TASK PROMPT: Return the listing below word for word.
[DATASET RECORDS start]
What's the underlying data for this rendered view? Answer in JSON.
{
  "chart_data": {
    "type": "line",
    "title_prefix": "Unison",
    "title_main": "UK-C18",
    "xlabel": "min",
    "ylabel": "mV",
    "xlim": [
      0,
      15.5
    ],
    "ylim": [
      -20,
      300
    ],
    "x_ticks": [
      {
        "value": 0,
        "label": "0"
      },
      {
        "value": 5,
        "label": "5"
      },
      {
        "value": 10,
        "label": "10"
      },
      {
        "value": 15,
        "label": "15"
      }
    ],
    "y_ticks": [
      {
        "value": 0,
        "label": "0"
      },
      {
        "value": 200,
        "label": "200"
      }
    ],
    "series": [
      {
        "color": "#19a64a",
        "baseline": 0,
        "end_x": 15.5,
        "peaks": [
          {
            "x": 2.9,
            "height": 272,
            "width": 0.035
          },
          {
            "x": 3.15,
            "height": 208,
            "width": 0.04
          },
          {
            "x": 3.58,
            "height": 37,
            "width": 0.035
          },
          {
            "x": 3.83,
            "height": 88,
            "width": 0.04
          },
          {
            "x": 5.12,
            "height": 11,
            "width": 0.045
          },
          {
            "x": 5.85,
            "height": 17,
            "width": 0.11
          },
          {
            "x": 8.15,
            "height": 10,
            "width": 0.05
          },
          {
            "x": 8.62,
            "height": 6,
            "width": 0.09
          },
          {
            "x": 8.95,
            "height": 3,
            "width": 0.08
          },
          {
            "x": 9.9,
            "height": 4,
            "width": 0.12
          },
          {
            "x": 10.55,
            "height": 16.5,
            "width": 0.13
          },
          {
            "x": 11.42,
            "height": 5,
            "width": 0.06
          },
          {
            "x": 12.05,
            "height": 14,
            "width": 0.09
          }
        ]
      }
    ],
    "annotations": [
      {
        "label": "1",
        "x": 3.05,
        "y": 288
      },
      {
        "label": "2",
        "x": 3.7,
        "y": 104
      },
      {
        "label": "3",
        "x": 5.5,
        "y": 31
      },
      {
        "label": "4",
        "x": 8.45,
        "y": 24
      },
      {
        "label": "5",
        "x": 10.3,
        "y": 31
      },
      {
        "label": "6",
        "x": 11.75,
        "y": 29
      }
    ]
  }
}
[DATASET RECORDS end]
THE REPLY:
What's the underlying data for this rendered view? Answer in JSON.
{
  "chart_data": {
    "type": "line",
    "title_prefix": "Unison",
    "title_main": "UK-C18",
    "xlabel": "min",
    "ylabel": "mV",
    "xlim": [
      0,
      15.5
    ],
    "ylim": [
      -20,
      300
    ],
    "x_ticks": [
      {
        "value": 0,
        "label": "0"
      },
      {
        "value": 5,
        "label": "5"
      },
      {
        "value": 10,
        "label": "10"
      },
      {
        "value": 15,
        "label": "15"
      }
    ],
    "y_ticks": [
      {
        "value": 0,
        "label": "0"
      },
      {
        "value": 200,
        "label": "200"
      }
    ],
    "series": [
      {
        "color": "#19a64a",
        "baseline": 0,
        "end_x": 15.5,
        "peaks": [
          {
            "x": 2.9,
            "height": 272,
            "width": 0.035
          },
          {
            "x": 3.15,
            "height": 208,
            "width": 0.04
          },
          {
            "x": 3.58,
            "height": 37,
            "width": 0.035
          },
          {
            "x": 3.83,
            "height": 88,
            "width": 0.04
          },
          {
            "x": 5.12,
            "height": 11,
            "width": 0.045
          },
          {
            "x": 5.85,
            "height": 17,
            "width": 0.11
          },
          {
            "x": 8.15,
            "height": 10,
            "width": 0.05
          },
          {
            "x": 8.62,
            "height": 6,
            "width": 0.09
          },
          {
            "x": 8.95,
            "height": 3,
            "width": 0.08
          },
          {
            "x": 9.9,
            "height": 4,
            "width": 0.12
          },
          {
            "x": 10.55,
            "height": 16.5,
            "width": 0.13
          },
          {
            "x": 11.42,
            "height": 5,
            "width": 0.06
          },
          {
            "x": 12.05,
            "height": 14,
            "width": 0.09
          }
        ]
      }
    ],
    "annotations": [
      {
        "label": "1",
        "x": 3.05,
        "y": 288
      },
      {
        "label": "2",
        "x": 3.7,
        "y": 104
      },
      {
        "label": "3",
        "x": 5.5,
        "y": 31
      },
      {
        "label": "4",
        "x": 8.45,
        "y": 24
      },
      {
        "label": "5",
        "x": 10.3,
        "y": 31
      },
      {
        "label": "6",
        "x": 11.75,
        "y": 29
      }
    ]
  }
}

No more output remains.